Repeat, without any change, the entries presented below.
**** Information supplied ****
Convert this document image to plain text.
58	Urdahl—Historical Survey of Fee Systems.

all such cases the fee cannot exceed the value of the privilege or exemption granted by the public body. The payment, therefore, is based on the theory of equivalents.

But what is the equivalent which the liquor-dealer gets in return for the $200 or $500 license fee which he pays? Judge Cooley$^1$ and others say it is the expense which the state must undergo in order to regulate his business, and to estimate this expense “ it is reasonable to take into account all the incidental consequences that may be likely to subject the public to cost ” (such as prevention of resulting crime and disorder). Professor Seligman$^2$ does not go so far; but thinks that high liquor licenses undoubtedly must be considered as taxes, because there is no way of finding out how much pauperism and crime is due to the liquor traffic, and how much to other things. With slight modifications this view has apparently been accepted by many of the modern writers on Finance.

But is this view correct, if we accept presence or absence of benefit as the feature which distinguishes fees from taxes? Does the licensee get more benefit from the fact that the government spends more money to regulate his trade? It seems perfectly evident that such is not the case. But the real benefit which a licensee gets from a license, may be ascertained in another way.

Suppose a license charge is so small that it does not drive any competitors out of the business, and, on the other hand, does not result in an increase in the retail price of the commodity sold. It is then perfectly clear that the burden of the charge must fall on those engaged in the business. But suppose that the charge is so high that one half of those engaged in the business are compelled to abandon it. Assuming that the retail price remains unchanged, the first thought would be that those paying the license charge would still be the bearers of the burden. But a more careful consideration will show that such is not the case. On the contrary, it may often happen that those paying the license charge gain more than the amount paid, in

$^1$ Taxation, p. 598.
****
Solution for this exercise –
Convert this document image to plain text.
58	Urdahl—Historical Survey of Fee Systems.

all such cases the fee cannot exceed the value of the privilege or exemption granted by the public body. The payment, therefore, is based on the theory of equivalents.

But what is the equivalent which the liquor-dealer gets in return for the $200 or $500 license fee which he pays? Judge Cooley$^1$ and others say it is the expense which the state must undergo in order to regulate his business, and to estimate this expense “ it is reasonable to take into account all the incidental consequences that may be likely to subject the public to cost ” (such as prevention of resulting crime and disorder). Professor Seligman$^2$ does not go so far; but thinks that high liquor licenses undoubtedly must be considered as taxes, because there is no way of finding out how much pauperism and crime is due to the liquor traffic, and how much to other things. With slight modifications this view has apparently been accepted by many of the modern writers on Finance.

But is this view correct, if we accept presence or absence of benefit as the feature which distinguishes fees from taxes? Does the licensee get more benefit from the fact that the government spends more money to regulate his trade? It seems perfectly evident that such is not the case. But the real benefit which a licensee gets from a license, may be ascertained in another way.

Suppose a license charge is so small that it does not drive any competitors out of the business, and, on the other hand, does not result in an increase in the retail price of the commodity sold. It is then perfectly clear that the burden of the charge must fall on those engaged in the business. But suppose that the charge is so high that one half of those engaged in the business are compelled to abandon it. Assuming that the retail price remains unchanged, the first thought would be that those paying the license charge would still be the bearers of the burden. But a more careful consideration will show that such is not the case. On the contrary, it may often happen that those paying the license charge gain more than the amount paid, in

$^1$ Taxation, p. 598.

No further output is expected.